**Task details:**
Make an exact copy of all the material below, apart from the pictures.

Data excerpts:
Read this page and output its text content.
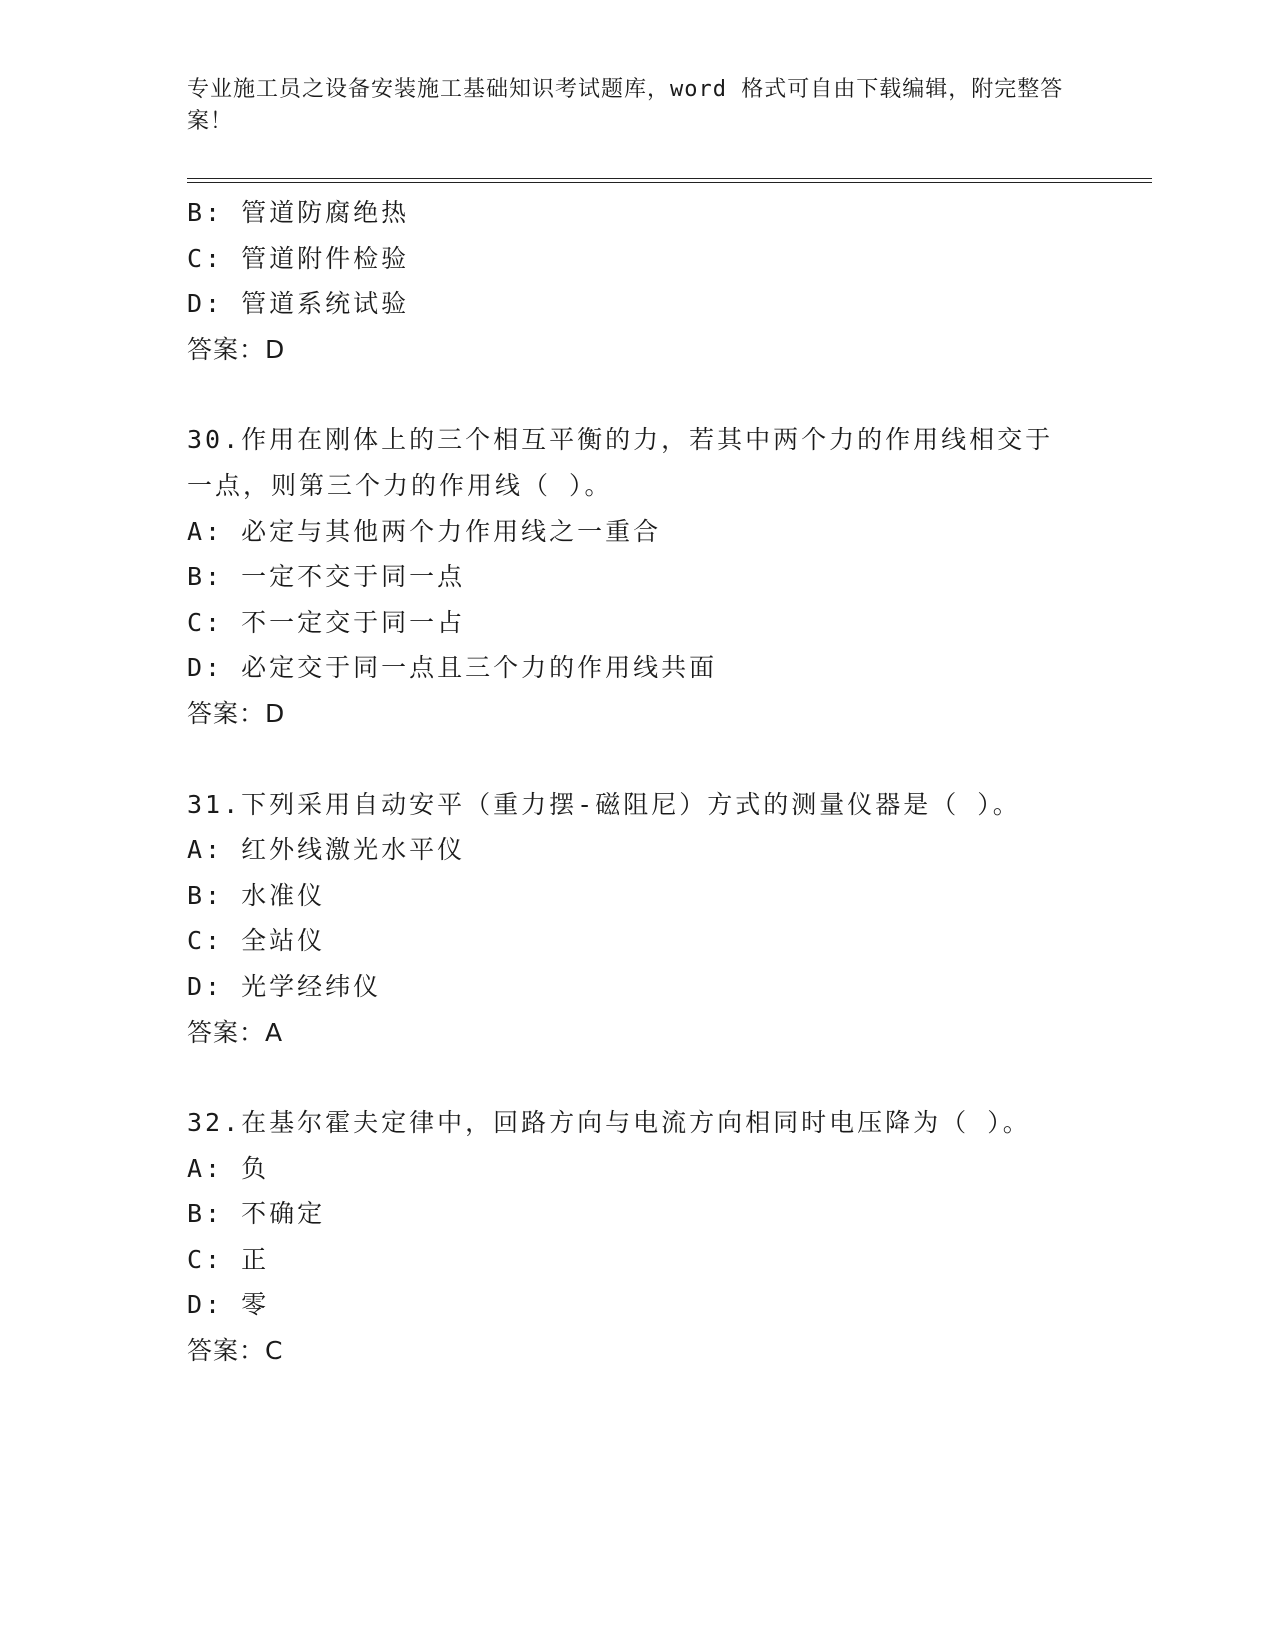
专业施工员之设备安装施工基础知识考试题库，word 格式可自由下载编辑，附完整答案！

B: 管道防腐绝热
C: 管道附件检验
D: 管道系统试验
答案：D
30.作用在刚体上的三个相互平衡的力，若其中两个力的作用线相交于
一点，则第三个力的作用线（ ）。
A: 必定与其他两个力作用线之一重合
B: 一定不交于同一点
C: 不一定交于同一占
D: 必定交于同一点且三个力的作用线共面
答案：D
31.下列采用自动安平（重力摆-磁阻尼）方式的测量仪器是（ ）。
A: 红外线激光水平仪
B: 水准仪
C: 全站仪
D: 光学经纬仪
答案：A
32.在基尔霍夫定律中，回路方向与电流方向相同时电压降为（ ）。
A: 负
B: 不确定
C: 正
D: 零
答案：C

**Result for this exercise:**
Read this page and output its text content.
专业施工员之设备安装施工基础知识考试题库，word 格式可自由下载编辑，附完整答案！

B: 管道防腐绝热
C: 管道附件检验
D: 管道系统试验
答案：D
30.作用在刚体上的三个相互平衡的力，若其中两个力的作用线相交于
一点，则第三个力的作用线（ ）。
A: 必定与其他两个力作用线之一重合
B: 一定不交于同一点
C: 不一定交于同一占
D: 必定交于同一点且三个力的作用线共面
答案：D
31.下列采用自动安平（重力摆-磁阻尼）方式的测量仪器是（ ）。
A: 红外线激光水平仪
B: 水准仪
C: 全站仪
D: 光学经纬仪
答案：A
32.在基尔霍夫定律中，回路方向与电流方向相同时电压降为（ ）。
A: 负
B: 不确定
C: 正
D: 零
答案：C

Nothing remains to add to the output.